### Information given
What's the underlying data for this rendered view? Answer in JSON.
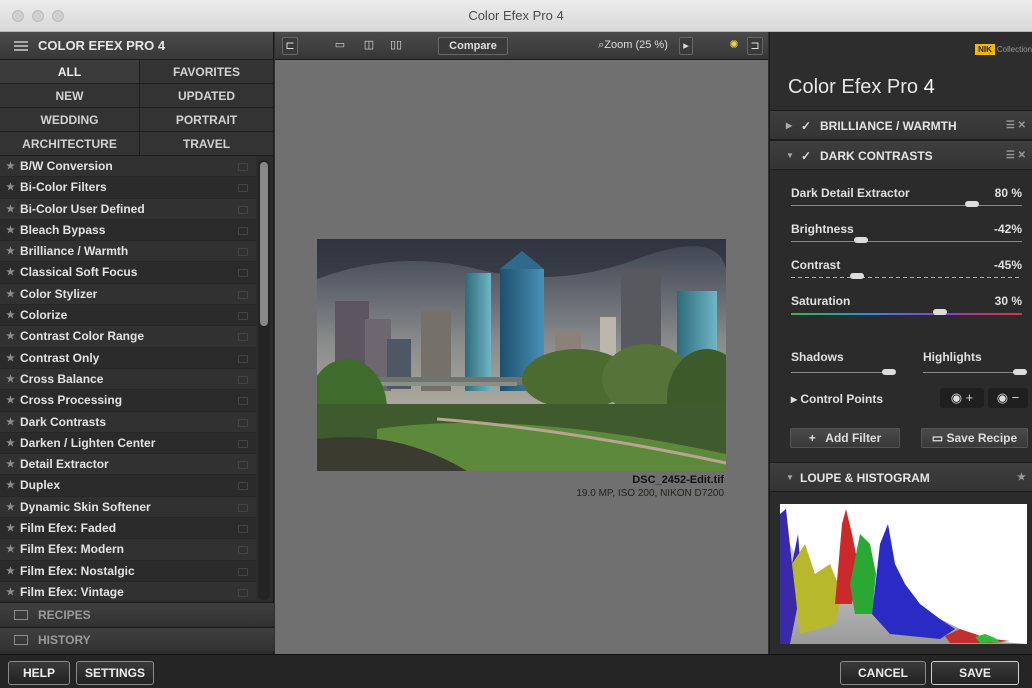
{
  "window": {
    "title": "Color Efex Pro 4"
  },
  "left": {
    "header": "COLOR EFEX PRO 4",
    "categories": [
      "ALL",
      "FAVORITES",
      "NEW",
      "UPDATED",
      "WEDDING",
      "PORTRAIT",
      "ARCHITECTURE",
      "TRAVEL"
    ],
    "filters": [
      "B/W Conversion",
      "Bi-Color Filters",
      "Bi-Color User Defined",
      "Bleach Bypass",
      "Brilliance / Warmth",
      "Classical Soft Focus",
      "Color Stylizer",
      "Colorize",
      "Contrast Color Range",
      "Contrast Only",
      "Cross Balance",
      "Cross Processing",
      "Dark Contrasts",
      "Darken / Lighten Center",
      "Detail Extractor",
      "Duplex",
      "Dynamic Skin Softener",
      "Film Efex: Faded",
      "Film Efex: Modern",
      "Film Efex: Nostalgic",
      "Film Efex: Vintage"
    ],
    "recipes_label": "RECIPES",
    "history_label": "HISTORY"
  },
  "toolbar": {
    "compare_label": "Compare",
    "zoom_label": "Zoom (25 %)"
  },
  "photo": {
    "filename": "DSC_2452-Edit.tif",
    "info": "19.0 MP, ISO 200, NIKON D7200"
  },
  "right": {
    "logo": "NIK",
    "logo_suffix": "Collection",
    "title": "Color Efex Pro",
    "title_num": "4",
    "filter1": "BRILLIANCE / WARMTH",
    "filter2": "DARK CONTRASTS",
    "sliders": [
      {
        "name": "Dark Detail Extractor",
        "value": "80 %",
        "level": 0.8
      },
      {
        "name": "Brightness",
        "value": "-42%",
        "level": 0.29
      },
      {
        "name": "Contrast",
        "value": "-45%",
        "level": 0.27
      },
      {
        "name": "Saturation",
        "value": "30 %",
        "level": 0.65
      }
    ],
    "shadows_label": "Shadows",
    "highlights_label": "Highlights",
    "control_points": "Control Points",
    "add_filter": "Add Filter",
    "save_recipe": "Save Recipe",
    "loupe": "LOUPE & HISTOGRAM"
  },
  "bottom": {
    "help": "HELP",
    "settings": "SETTINGS",
    "cancel": "CANCEL",
    "save": "SAVE"
  }
}
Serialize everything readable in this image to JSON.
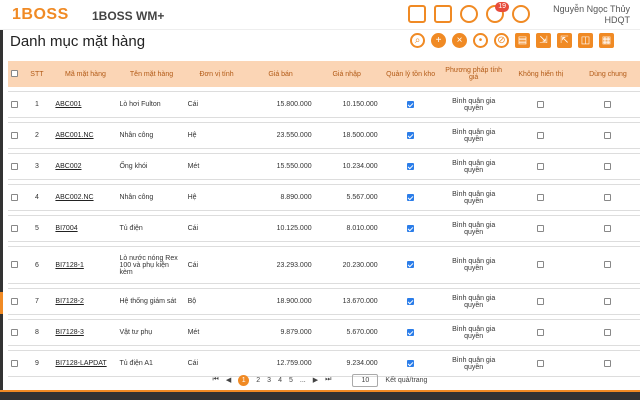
{
  "header": {
    "logo": "1BOSS",
    "app_name": "1BOSS WM+",
    "notification_count": "19",
    "user_name": "Nguyễn Ngọc Thủy",
    "user_role": "HDQT"
  },
  "page": {
    "title": "Danh mục mặt hàng"
  },
  "table": {
    "columns": {
      "stt": "STT",
      "code": "Mã mặt hàng",
      "name": "Tên mặt hàng",
      "unit": "Đơn vị tính",
      "sell": "Giá bán",
      "buy": "Giá nhập",
      "inventory": "Quản lý tồn kho",
      "method": "Phương pháp tính giá",
      "hidden": "Không hiển thị",
      "shared": "Dùng chung"
    },
    "rows": [
      {
        "stt": "1",
        "code": "ABC001",
        "name": "Lò hơi Fulton",
        "unit": "Cái",
        "sell": "15.800.000",
        "buy": "10.150.000",
        "method": "Bình quân gia quyền"
      },
      {
        "stt": "2",
        "code": "ABC001.NC",
        "name": "Nhân công",
        "unit": "Hệ",
        "sell": "23.550.000",
        "buy": "18.500.000",
        "method": "Bình quân gia quyền"
      },
      {
        "stt": "3",
        "code": "ABC002",
        "name": "Ống khói",
        "unit": "Mét",
        "sell": "15.550.000",
        "buy": "10.234.000",
        "method": "Bình quân gia quyền"
      },
      {
        "stt": "4",
        "code": "ABC002.NC",
        "name": "Nhân công",
        "unit": "Hệ",
        "sell": "8.890.000",
        "buy": "5.567.000",
        "method": "Bình quân gia quyền"
      },
      {
        "stt": "5",
        "code": "BI7004",
        "name": "Tủ điện",
        "unit": "Cái",
        "sell": "10.125.000",
        "buy": "8.010.000",
        "method": "Bình quân gia quyền"
      },
      {
        "stt": "6",
        "code": "BI7128-1",
        "name": "Lò nước nóng Rex 100 và phụ kiện kèm",
        "unit": "Cái",
        "sell": "23.293.000",
        "buy": "20.230.000",
        "method": "Bình quân gia quyền"
      },
      {
        "stt": "7",
        "code": "BI7128-2",
        "name": "Hệ thống giám sát",
        "unit": "Bộ",
        "sell": "18.900.000",
        "buy": "13.670.000",
        "method": "Bình quân gia quyền"
      },
      {
        "stt": "8",
        "code": "BI7128-3",
        "name": "Vật tư phụ",
        "unit": "Mét",
        "sell": "9.879.000",
        "buy": "5.670.000",
        "method": "Bình quân gia quyền"
      },
      {
        "stt": "9",
        "code": "BI7128-LAPDAT",
        "name": "Tủ điện A1",
        "unit": "Cái",
        "sell": "12.759.000",
        "buy": "9.234.000",
        "method": "Bình quân gia quyền"
      }
    ]
  },
  "pager": {
    "first": "⏮",
    "prev": "◀",
    "pages": [
      "1",
      "2",
      "3",
      "4",
      "5"
    ],
    "ellipsis": "...",
    "next": "▶",
    "last": "⏭",
    "page_size": "10",
    "per_page_label": "Kết quả/trang"
  },
  "colors": {
    "accent": "#f08a24",
    "header_bg": "#fbd5b5"
  }
}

### Task to carry out
Print every record above exactly as written, leaving out the pictures.

### Answer to the exercise
What's the underlying data for this rendered view? Answer in JSON.
{
  "window": {
    "title": "Color Efex Pro 4"
  },
  "left": {
    "header": "COLOR EFEX PRO 4",
    "categories": [
      "ALL",
      "FAVORITES",
      "NEW",
      "UPDATED",
      "WEDDING",
      "PORTRAIT",
      "ARCHITECTURE",
      "TRAVEL"
    ],
    "filters": [
      "B/W Conversion",
      "Bi-Color Filters",
      "Bi-Color User Defined",
      "Bleach Bypass",
      "Brilliance / Warmth",
      "Classical Soft Focus",
      "Color Stylizer",
      "Colorize",
      "Contrast Color Range",
      "Contrast Only",
      "Cross Balance",
      "Cross Processing",
      "Dark Contrasts",
      "Darken / Lighten Center",
      "Detail Extractor",
      "Duplex",
      "Dynamic Skin Softener",
      "Film Efex: Faded",
      "Film Efex: Modern",
      "Film Efex: Nostalgic",
      "Film Efex: Vintage"
    ],
    "recipes_label": "RECIPES",
    "history_label": "HISTORY"
  },
  "toolbar": {
    "compare_label": "Compare",
    "zoom_label": "Zoom (25 %)"
  },
  "photo": {
    "filename": "DSC_2452-Edit.tif",
    "info": "19.0 MP, ISO 200, NIKON D7200"
  },
  "right": {
    "logo": "NIK",
    "logo_suffix": "Collection",
    "title": "Color Efex Pro",
    "title_num": "4",
    "filter1": "BRILLIANCE / WARMTH",
    "filter2": "DARK CONTRASTS",
    "sliders": [
      {
        "name": "Dark Detail Extractor",
        "value": "80 %",
        "level": 0.8
      },
      {
        "name": "Brightness",
        "value": "-42%",
        "level": 0.29
      },
      {
        "name": "Contrast",
        "value": "-45%",
        "level": 0.27
      },
      {
        "name": "Saturation",
        "value": "30 %",
        "level": 0.65
      }
    ],
    "shadows_label": "Shadows",
    "highlights_label": "Highlights",
    "control_points": "Control Points",
    "add_filter": "Add Filter",
    "save_recipe": "Save Recipe",
    "loupe": "LOUPE & HISTOGRAM"
  },
  "bottom": {
    "help": "HELP",
    "settings": "SETTINGS",
    "cancel": "CANCEL",
    "save": "SAVE"
  }
}
Serialize everything readable in this image to JSON.
{
  "header": {
    "logo": "1BOSS",
    "app_name": "1BOSS WM+",
    "notification_count": "19",
    "user_name": "Nguyễn Ngọc Thủy",
    "user_role": "HDQT"
  },
  "page": {
    "title": "Danh mục mặt hàng"
  },
  "table": {
    "columns": {
      "stt": "STT",
      "code": "Mã mặt hàng",
      "name": "Tên mặt hàng",
      "unit": "Đơn vị tính",
      "sell": "Giá bán",
      "buy": "Giá nhập",
      "inventory": "Quản lý tồn kho",
      "method": "Phương pháp tính giá",
      "hidden": "Không hiển thị",
      "shared": "Dùng chung"
    },
    "rows": [
      {
        "stt": "1",
        "code": "ABC001",
        "name": "Lò hơi Fulton",
        "unit": "Cái",
        "sell": "15.800.000",
        "buy": "10.150.000",
        "method": "Bình quân gia quyền"
      },
      {
        "stt": "2",
        "code": "ABC001.NC",
        "name": "Nhân công",
        "unit": "Hệ",
        "sell": "23.550.000",
        "buy": "18.500.000",
        "method": "Bình quân gia quyền"
      },
      {
        "stt": "3",
        "code": "ABC002",
        "name": "Ống khói",
        "unit": "Mét",
        "sell": "15.550.000",
        "buy": "10.234.000",
        "method": "Bình quân gia quyền"
      },
      {
        "stt": "4",
        "code": "ABC002.NC",
        "name": "Nhân công",
        "unit": "Hệ",
        "sell": "8.890.000",
        "buy": "5.567.000",
        "method": "Bình quân gia quyền"
      },
      {
        "stt": "5",
        "code": "BI7004",
        "name": "Tủ điện",
        "unit": "Cái",
        "sell": "10.125.000",
        "buy": "8.010.000",
        "method": "Bình quân gia quyền"
      },
      {
        "stt": "6",
        "code": "BI7128-1",
        "name": "Lò nước nóng Rex 100 và phụ kiện kèm",
        "unit": "Cái",
        "sell": "23.293.000",
        "buy": "20.230.000",
        "method": "Bình quân gia quyền"
      },
      {
        "stt": "7",
        "code": "BI7128-2",
        "name": "Hệ thống giám sát",
        "unit": "Bộ",
        "sell": "18.900.000",
        "buy": "13.670.000",
        "method": "Bình quân gia quyền"
      },
      {
        "stt": "8",
        "code": "BI7128-3",
        "name": "Vật tư phụ",
        "unit": "Mét",
        "sell": "9.879.000",
        "buy": "5.670.000",
        "method": "Bình quân gia quyền"
      },
      {
        "stt": "9",
        "code": "BI7128-LAPDAT",
        "name": "Tủ điện A1",
        "unit": "Cái",
        "sell": "12.759.000",
        "buy": "9.234.000",
        "method": "Bình quân gia quyền"
      }
    ]
  },
  "pager": {
    "first": "⏮",
    "prev": "◀",
    "pages": [
      "1",
      "2",
      "3",
      "4",
      "5"
    ],
    "ellipsis": "...",
    "next": "▶",
    "last": "⏭",
    "page_size": "10",
    "per_page_label": "Kết quả/trang"
  },
  "colors": {
    "accent": "#f08a24",
    "header_bg": "#fbd5b5"
  }
}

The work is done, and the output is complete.